* To be done: Search the data for the word "cuidados" and copy every line that contains it.

## START

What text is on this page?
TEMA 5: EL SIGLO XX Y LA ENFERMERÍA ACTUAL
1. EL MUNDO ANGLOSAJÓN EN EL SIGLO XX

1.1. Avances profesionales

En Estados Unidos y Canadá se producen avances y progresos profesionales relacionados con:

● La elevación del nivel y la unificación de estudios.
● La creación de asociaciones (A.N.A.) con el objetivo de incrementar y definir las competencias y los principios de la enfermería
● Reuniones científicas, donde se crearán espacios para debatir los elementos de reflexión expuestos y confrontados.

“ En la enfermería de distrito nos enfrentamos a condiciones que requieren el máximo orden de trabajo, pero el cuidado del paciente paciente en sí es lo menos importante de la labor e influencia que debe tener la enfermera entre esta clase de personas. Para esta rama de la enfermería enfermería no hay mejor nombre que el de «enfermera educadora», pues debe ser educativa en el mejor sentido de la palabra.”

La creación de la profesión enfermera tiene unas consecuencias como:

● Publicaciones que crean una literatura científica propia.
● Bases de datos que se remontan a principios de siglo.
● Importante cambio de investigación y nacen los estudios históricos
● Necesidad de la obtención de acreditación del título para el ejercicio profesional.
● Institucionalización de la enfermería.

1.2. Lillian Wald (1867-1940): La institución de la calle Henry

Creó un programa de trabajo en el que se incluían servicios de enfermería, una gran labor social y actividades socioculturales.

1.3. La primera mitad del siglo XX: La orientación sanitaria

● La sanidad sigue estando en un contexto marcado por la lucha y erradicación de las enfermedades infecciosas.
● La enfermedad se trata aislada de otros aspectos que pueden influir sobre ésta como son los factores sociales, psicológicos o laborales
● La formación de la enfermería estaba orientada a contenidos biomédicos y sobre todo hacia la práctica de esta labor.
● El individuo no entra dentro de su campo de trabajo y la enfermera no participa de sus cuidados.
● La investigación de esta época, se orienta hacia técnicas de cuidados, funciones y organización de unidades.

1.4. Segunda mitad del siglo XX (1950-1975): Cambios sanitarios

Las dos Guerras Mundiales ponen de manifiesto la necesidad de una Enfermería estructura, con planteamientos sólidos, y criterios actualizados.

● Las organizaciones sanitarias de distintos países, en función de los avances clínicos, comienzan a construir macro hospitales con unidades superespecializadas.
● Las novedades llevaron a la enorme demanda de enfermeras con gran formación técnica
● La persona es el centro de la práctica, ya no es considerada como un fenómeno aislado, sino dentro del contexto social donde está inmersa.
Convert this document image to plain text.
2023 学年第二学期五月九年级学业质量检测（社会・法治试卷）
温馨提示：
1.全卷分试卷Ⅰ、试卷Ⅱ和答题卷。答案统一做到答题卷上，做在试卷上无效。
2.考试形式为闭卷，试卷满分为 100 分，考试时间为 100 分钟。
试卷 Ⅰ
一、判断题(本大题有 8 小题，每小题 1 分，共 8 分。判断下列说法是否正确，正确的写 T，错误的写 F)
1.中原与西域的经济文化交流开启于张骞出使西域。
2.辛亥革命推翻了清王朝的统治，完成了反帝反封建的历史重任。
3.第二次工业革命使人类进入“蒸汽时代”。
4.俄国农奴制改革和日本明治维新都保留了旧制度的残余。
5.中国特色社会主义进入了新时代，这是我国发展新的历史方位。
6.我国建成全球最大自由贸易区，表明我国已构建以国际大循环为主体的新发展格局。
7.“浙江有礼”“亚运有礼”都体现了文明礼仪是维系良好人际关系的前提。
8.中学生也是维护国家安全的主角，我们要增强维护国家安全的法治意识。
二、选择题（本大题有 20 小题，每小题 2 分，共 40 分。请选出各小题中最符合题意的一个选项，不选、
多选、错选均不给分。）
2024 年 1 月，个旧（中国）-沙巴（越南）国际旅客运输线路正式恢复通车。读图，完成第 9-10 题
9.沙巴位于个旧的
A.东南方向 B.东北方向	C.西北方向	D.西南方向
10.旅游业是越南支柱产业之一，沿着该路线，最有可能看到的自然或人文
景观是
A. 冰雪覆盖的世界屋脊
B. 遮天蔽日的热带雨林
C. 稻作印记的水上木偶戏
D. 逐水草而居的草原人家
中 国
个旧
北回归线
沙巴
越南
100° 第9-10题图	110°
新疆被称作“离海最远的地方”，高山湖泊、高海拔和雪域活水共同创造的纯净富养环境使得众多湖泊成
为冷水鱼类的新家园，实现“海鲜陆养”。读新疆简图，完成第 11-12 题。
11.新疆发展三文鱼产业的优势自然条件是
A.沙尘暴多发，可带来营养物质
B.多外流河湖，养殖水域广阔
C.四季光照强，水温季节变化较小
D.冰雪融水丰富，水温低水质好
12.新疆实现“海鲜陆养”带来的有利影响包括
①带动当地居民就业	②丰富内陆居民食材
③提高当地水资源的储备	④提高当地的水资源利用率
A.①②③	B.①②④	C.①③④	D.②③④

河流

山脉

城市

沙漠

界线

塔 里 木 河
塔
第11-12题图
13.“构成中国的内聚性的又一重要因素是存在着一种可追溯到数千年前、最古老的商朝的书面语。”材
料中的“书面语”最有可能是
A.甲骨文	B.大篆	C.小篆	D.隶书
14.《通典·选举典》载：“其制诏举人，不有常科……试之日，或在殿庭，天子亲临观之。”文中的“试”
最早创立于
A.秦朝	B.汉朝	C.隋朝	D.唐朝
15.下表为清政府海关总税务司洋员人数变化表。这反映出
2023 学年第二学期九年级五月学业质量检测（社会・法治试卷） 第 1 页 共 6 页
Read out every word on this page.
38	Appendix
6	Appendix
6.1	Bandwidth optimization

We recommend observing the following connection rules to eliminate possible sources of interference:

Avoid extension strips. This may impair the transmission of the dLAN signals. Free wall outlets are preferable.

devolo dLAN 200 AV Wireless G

## END

* Written answer:
● El individuo no entra dentro de su campo de trabajo y la enfermera no participa de sus cuidados.
● La investigación de esta época, se orienta hacia técnicas de cuidados, funciones y organización de unidades.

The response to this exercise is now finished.